## start

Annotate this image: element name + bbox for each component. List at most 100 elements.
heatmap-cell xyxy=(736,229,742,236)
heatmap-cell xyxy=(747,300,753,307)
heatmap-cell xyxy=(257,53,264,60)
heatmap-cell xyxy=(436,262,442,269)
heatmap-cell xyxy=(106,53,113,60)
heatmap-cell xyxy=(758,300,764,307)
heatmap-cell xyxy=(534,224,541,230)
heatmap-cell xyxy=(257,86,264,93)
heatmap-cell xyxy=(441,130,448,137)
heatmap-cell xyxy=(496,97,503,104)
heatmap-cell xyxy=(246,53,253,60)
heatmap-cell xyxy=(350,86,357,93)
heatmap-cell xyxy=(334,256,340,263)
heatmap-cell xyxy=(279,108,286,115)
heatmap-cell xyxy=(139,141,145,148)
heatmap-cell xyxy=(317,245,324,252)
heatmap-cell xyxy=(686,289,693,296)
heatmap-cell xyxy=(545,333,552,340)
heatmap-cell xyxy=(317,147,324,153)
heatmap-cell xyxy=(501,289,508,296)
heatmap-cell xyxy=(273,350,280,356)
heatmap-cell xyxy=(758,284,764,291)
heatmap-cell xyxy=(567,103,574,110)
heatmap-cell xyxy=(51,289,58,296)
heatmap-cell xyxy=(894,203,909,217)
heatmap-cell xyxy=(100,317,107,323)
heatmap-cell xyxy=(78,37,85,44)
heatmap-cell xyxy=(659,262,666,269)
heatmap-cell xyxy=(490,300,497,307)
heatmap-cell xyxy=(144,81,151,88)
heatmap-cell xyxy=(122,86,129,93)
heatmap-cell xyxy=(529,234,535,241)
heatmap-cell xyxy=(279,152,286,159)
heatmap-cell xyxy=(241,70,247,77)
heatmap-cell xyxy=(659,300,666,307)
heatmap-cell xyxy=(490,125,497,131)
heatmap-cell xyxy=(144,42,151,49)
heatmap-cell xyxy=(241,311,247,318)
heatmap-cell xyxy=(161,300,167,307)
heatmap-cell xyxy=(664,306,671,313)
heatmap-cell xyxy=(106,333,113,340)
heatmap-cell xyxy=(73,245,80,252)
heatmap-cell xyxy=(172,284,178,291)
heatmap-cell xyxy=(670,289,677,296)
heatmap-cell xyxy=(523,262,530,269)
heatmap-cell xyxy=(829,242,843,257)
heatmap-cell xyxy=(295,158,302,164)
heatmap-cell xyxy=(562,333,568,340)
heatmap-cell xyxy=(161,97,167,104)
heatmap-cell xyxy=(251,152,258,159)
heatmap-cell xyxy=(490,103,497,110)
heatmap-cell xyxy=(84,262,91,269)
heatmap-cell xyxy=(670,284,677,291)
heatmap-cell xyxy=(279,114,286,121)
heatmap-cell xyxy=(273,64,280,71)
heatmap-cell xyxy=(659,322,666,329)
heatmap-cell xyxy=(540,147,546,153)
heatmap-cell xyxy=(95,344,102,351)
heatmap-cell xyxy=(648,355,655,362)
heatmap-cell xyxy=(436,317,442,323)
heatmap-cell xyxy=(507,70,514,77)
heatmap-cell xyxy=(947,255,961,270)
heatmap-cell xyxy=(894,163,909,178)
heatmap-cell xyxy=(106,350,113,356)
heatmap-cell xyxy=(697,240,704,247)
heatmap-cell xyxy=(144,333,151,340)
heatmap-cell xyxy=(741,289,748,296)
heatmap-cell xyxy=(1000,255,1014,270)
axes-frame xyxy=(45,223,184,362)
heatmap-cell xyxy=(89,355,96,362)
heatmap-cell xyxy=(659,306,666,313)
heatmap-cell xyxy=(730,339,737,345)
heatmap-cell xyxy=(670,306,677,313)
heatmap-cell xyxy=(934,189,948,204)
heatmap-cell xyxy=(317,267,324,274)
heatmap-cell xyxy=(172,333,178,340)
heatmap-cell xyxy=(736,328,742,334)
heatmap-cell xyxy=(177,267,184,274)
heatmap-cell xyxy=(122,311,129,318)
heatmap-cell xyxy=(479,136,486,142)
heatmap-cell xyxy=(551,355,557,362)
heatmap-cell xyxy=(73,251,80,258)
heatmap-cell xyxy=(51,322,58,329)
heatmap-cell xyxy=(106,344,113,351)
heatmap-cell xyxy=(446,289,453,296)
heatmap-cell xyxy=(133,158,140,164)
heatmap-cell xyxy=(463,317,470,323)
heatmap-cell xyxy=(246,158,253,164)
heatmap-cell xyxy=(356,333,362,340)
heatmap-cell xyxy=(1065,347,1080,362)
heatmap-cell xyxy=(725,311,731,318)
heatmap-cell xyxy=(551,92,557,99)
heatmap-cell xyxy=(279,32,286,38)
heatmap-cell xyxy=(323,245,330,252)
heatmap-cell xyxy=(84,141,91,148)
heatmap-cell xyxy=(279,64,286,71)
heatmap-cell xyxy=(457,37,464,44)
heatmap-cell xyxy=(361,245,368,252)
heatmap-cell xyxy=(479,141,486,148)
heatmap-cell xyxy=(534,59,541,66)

## end
## start

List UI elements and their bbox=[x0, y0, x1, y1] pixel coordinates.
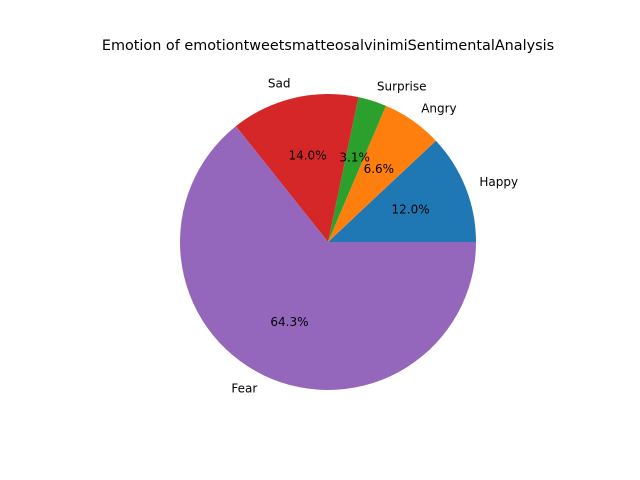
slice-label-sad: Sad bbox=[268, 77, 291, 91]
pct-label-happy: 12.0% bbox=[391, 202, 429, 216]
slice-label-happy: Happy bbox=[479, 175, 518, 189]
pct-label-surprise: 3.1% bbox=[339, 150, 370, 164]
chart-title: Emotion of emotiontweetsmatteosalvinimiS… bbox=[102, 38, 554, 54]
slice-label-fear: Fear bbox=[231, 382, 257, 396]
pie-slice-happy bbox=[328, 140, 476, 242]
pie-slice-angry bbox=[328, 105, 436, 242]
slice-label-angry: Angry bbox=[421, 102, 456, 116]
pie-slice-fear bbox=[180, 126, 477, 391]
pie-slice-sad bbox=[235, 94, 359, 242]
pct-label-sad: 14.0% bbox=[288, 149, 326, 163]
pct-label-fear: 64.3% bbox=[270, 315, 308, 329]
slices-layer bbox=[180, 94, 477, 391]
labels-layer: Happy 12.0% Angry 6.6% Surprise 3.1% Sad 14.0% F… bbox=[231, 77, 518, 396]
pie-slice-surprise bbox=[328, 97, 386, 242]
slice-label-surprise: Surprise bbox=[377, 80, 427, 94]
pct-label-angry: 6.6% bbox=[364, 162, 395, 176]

## end

■ **What to do**
Copy the listing exactly, from the line containing "slice-label-sad: Sad bbox=[268, 77, 291, 91]" through the line containing "pct-label-angry: 6.6% bbox=[364, 162, 395, 176]", both included.

■ **Solution**
slice-label-sad: Sad bbox=[268, 77, 291, 91]
pct-label-happy: 12.0% bbox=[391, 202, 429, 216]
slice-label-happy: Happy bbox=[479, 175, 518, 189]
pct-label-surprise: 3.1% bbox=[339, 150, 370, 164]
chart-title: Emotion of emotiontweetsmatteosalvinimiS… bbox=[102, 38, 554, 54]
slice-label-fear: Fear bbox=[231, 382, 257, 396]
pie-slice-happy bbox=[328, 140, 476, 242]
pie-slice-angry bbox=[328, 105, 436, 242]
slice-label-angry: Angry bbox=[421, 102, 456, 116]
pie-slice-fear bbox=[180, 126, 477, 391]
pie-slice-sad bbox=[235, 94, 359, 242]
pct-label-sad: 14.0% bbox=[288, 149, 326, 163]
pct-label-fear: 64.3% bbox=[270, 315, 308, 329]
slices-layer bbox=[180, 94, 477, 391]
labels-layer: Happy 12.0% Angry 6.6% Surprise 3.1% Sad 14.0% F… bbox=[231, 77, 518, 396]
pie-slice-surprise bbox=[328, 97, 386, 242]
slice-label-surprise: Surprise bbox=[377, 80, 427, 94]
pct-label-angry: 6.6% bbox=[364, 162, 395, 176]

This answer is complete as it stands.